Work instructions: Make an exact copy of all the entries, but do not reproduce the pictures.

[Items listed in a dataset]
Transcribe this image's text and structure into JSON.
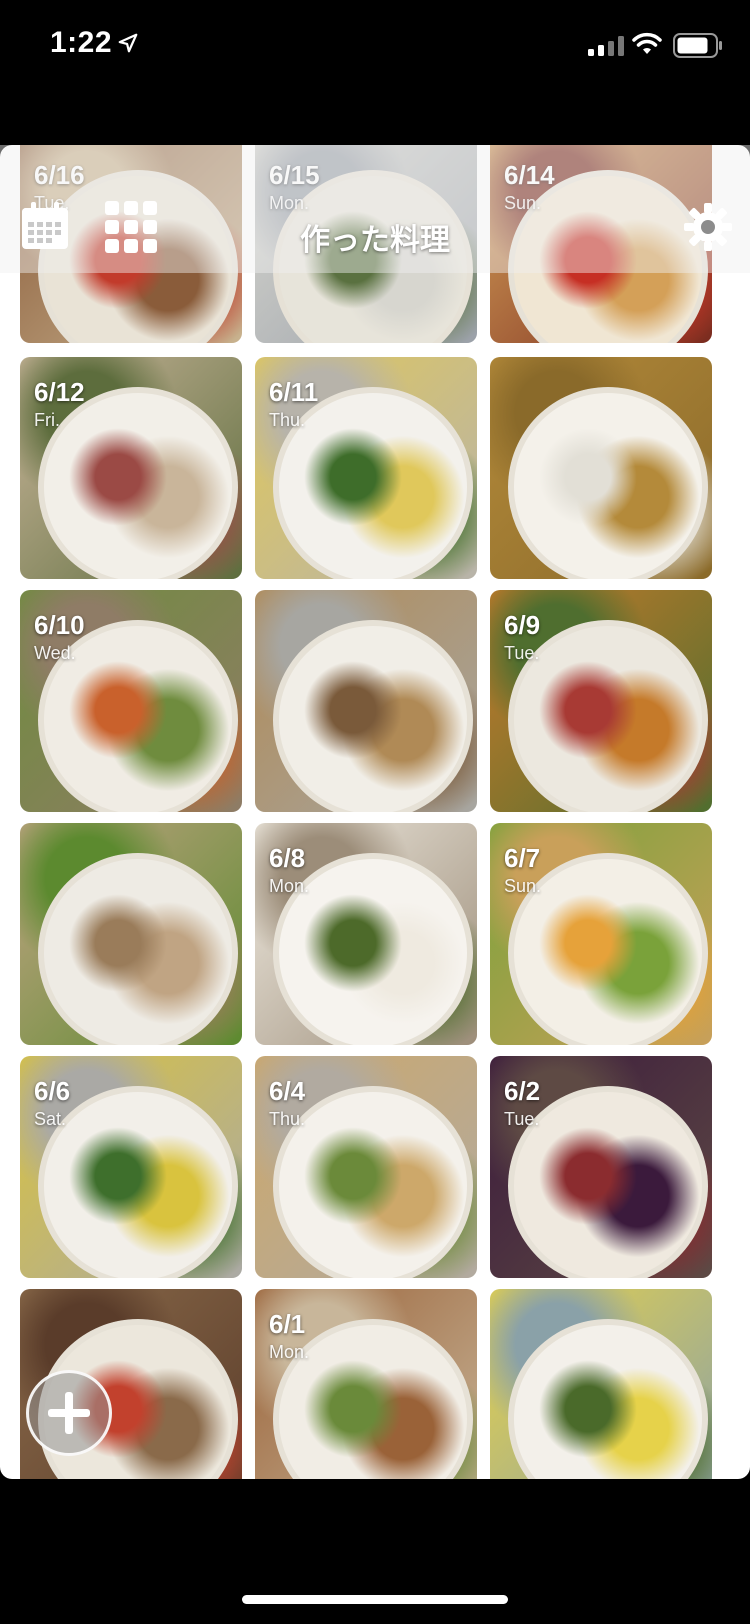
{
  "status_bar": {
    "time": "1:22",
    "icons": [
      "location-arrow-icon",
      "cellular-signal-icon",
      "wifi-icon",
      "battery-icon"
    ]
  },
  "toolbar": {
    "title": "作った料理",
    "left_icons": [
      "calendar-icon",
      "grid-view-icon"
    ],
    "right_icons": [
      "gear-icon"
    ]
  },
  "tiles": [
    {
      "date": "6/16",
      "dow": "Tue."
    },
    {
      "date": "6/15",
      "dow": "Mon."
    },
    {
      "date": "6/14",
      "dow": "Sun."
    },
    {
      "date": "6/12",
      "dow": "Fri."
    },
    {
      "date": "6/11",
      "dow": "Thu."
    },
    {
      "date": "",
      "dow": ""
    },
    {
      "date": "6/10",
      "dow": "Wed."
    },
    {
      "date": "",
      "dow": ""
    },
    {
      "date": "6/9",
      "dow": "Tue."
    },
    {
      "date": "",
      "dow": ""
    },
    {
      "date": "6/8",
      "dow": "Mon."
    },
    {
      "date": "6/7",
      "dow": "Sun."
    },
    {
      "date": "6/6",
      "dow": "Sat."
    },
    {
      "date": "6/4",
      "dow": "Thu."
    },
    {
      "date": "6/2",
      "dow": "Tue."
    },
    {
      "date": "",
      "dow": ""
    },
    {
      "date": "6/1",
      "dow": "Mon."
    },
    {
      "date": "",
      "dow": ""
    }
  ],
  "fab": {
    "icon": "plus-icon"
  },
  "colors": {
    "background": "#000000",
    "surface": "#ffffff",
    "toolbar_overlay": "rgba(240,240,240,0.45)"
  }
}
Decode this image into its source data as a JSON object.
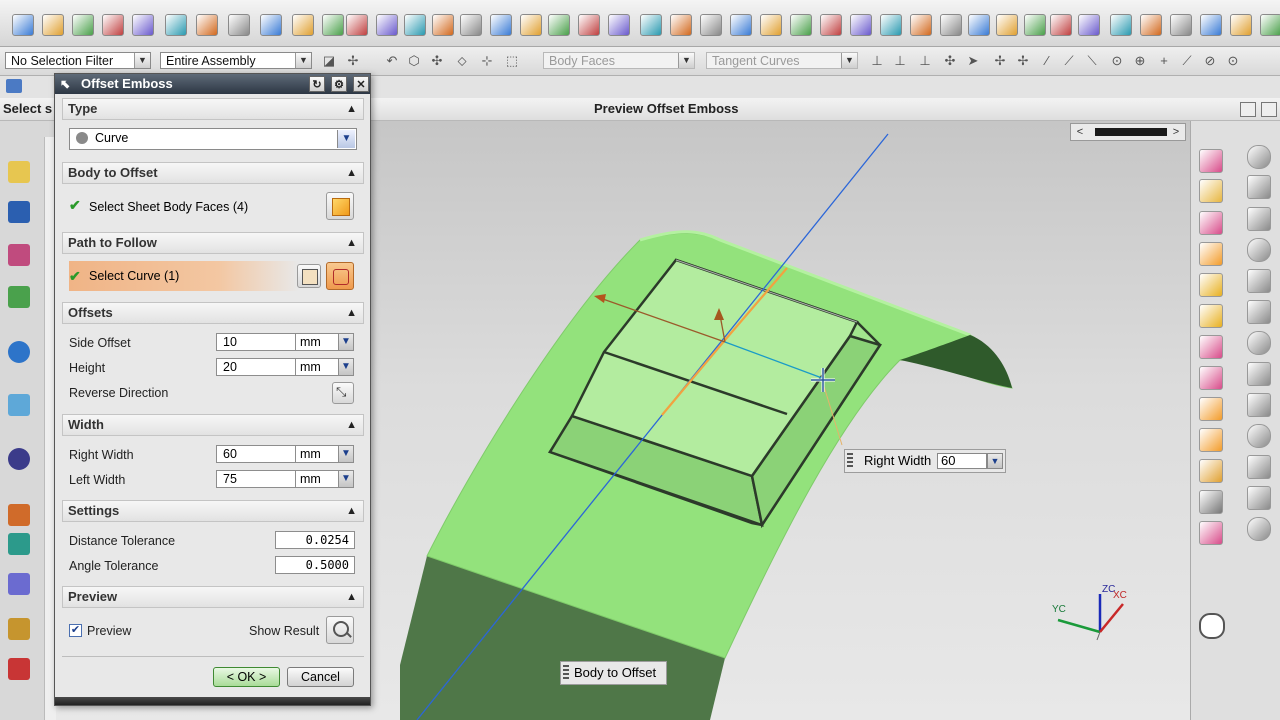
{
  "toolbar": {
    "selection_filter": "No Selection Filter",
    "scope": "Entire Assembly",
    "face_rule": "Body Faces",
    "curve_rule": "Tangent Curves"
  },
  "cue_line": {
    "left_text": "Select s",
    "prompt": "Preview Offset Emboss"
  },
  "dialog": {
    "title": "Offset Emboss",
    "sections": {
      "type": {
        "header": "Type",
        "value": "Curve"
      },
      "body": {
        "header": "Body to Offset",
        "select_label": "Select Sheet Body Faces (4)"
      },
      "path": {
        "header": "Path to Follow",
        "select_label": "Select Curve (1)"
      },
      "offsets": {
        "header": "Offsets",
        "side_offset_label": "Side Offset",
        "side_offset_value": "10",
        "height_label": "Height",
        "height_value": "20",
        "reverse_label": "Reverse Direction",
        "unit": "mm"
      },
      "width": {
        "header": "Width",
        "right_label": "Right Width",
        "right_value": "60",
        "left_label": "Left Width",
        "left_value": "75",
        "unit": "mm"
      },
      "settings": {
        "header": "Settings",
        "dist_tol_label": "Distance Tolerance",
        "dist_tol_value": "0.0254",
        "angle_tol_label": "Angle Tolerance",
        "angle_tol_value": "0.5000"
      },
      "preview": {
        "header": "Preview",
        "checkbox_label": "Preview",
        "show_result_label": "Show Result"
      }
    },
    "ok_label": "< OK >",
    "cancel_label": "Cancel"
  },
  "viewport": {
    "right_width_tag": "Right Width",
    "right_width_value": "60",
    "body_tag": "Body to Offset",
    "triad": {
      "zc": "ZC",
      "yc": "YC",
      "xc": "XC"
    }
  },
  "colors": {
    "sheet_body": "#8fdf78",
    "sheet_body_dark": "#3d6a36",
    "selected_path": "#f2a240",
    "dialog_title": "#2d3744"
  }
}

The solution:
Transcribe this image's text and structure into JSON.
{
  "status_bar": {
    "time": "1:22",
    "icons": [
      "location-arrow-icon",
      "cellular-signal-icon",
      "wifi-icon",
      "battery-icon"
    ]
  },
  "toolbar": {
    "title": "作った料理",
    "left_icons": [
      "calendar-icon",
      "grid-view-icon"
    ],
    "right_icons": [
      "gear-icon"
    ]
  },
  "tiles": [
    {
      "date": "6/16",
      "dow": "Tue."
    },
    {
      "date": "6/15",
      "dow": "Mon."
    },
    {
      "date": "6/14",
      "dow": "Sun."
    },
    {
      "date": "6/12",
      "dow": "Fri."
    },
    {
      "date": "6/11",
      "dow": "Thu."
    },
    {
      "date": "",
      "dow": ""
    },
    {
      "date": "6/10",
      "dow": "Wed."
    },
    {
      "date": "",
      "dow": ""
    },
    {
      "date": "6/9",
      "dow": "Tue."
    },
    {
      "date": "",
      "dow": ""
    },
    {
      "date": "6/8",
      "dow": "Mon."
    },
    {
      "date": "6/7",
      "dow": "Sun."
    },
    {
      "date": "6/6",
      "dow": "Sat."
    },
    {
      "date": "6/4",
      "dow": "Thu."
    },
    {
      "date": "6/2",
      "dow": "Tue."
    },
    {
      "date": "",
      "dow": ""
    },
    {
      "date": "6/1",
      "dow": "Mon."
    },
    {
      "date": "",
      "dow": ""
    }
  ],
  "fab": {
    "icon": "plus-icon"
  },
  "colors": {
    "background": "#000000",
    "surface": "#ffffff",
    "toolbar_overlay": "rgba(240,240,240,0.45)"
  }
}
Decode this image into its source data as a JSON object.
{
  "toolbar": {
    "selection_filter": "No Selection Filter",
    "scope": "Entire Assembly",
    "face_rule": "Body Faces",
    "curve_rule": "Tangent Curves"
  },
  "cue_line": {
    "left_text": "Select s",
    "prompt": "Preview Offset Emboss"
  },
  "dialog": {
    "title": "Offset Emboss",
    "sections": {
      "type": {
        "header": "Type",
        "value": "Curve"
      },
      "body": {
        "header": "Body to Offset",
        "select_label": "Select Sheet Body Faces (4)"
      },
      "path": {
        "header": "Path to Follow",
        "select_label": "Select Curve (1)"
      },
      "offsets": {
        "header": "Offsets",
        "side_offset_label": "Side Offset",
        "side_offset_value": "10",
        "height_label": "Height",
        "height_value": "20",
        "reverse_label": "Reverse Direction",
        "unit": "mm"
      },
      "width": {
        "header": "Width",
        "right_label": "Right Width",
        "right_value": "60",
        "left_label": "Left Width",
        "left_value": "75",
        "unit": "mm"
      },
      "settings": {
        "header": "Settings",
        "dist_tol_label": "Distance Tolerance",
        "dist_tol_value": "0.0254",
        "angle_tol_label": "Angle Tolerance",
        "angle_tol_value": "0.5000"
      },
      "preview": {
        "header": "Preview",
        "checkbox_label": "Preview",
        "show_result_label": "Show Result"
      }
    },
    "ok_label": "< OK >",
    "cancel_label": "Cancel"
  },
  "viewport": {
    "right_width_tag": "Right Width",
    "right_width_value": "60",
    "body_tag": "Body to Offset",
    "triad": {
      "zc": "ZC",
      "yc": "YC",
      "xc": "XC"
    }
  },
  "colors": {
    "sheet_body": "#8fdf78",
    "sheet_body_dark": "#3d6a36",
    "selected_path": "#f2a240",
    "dialog_title": "#2d3744"
  }
}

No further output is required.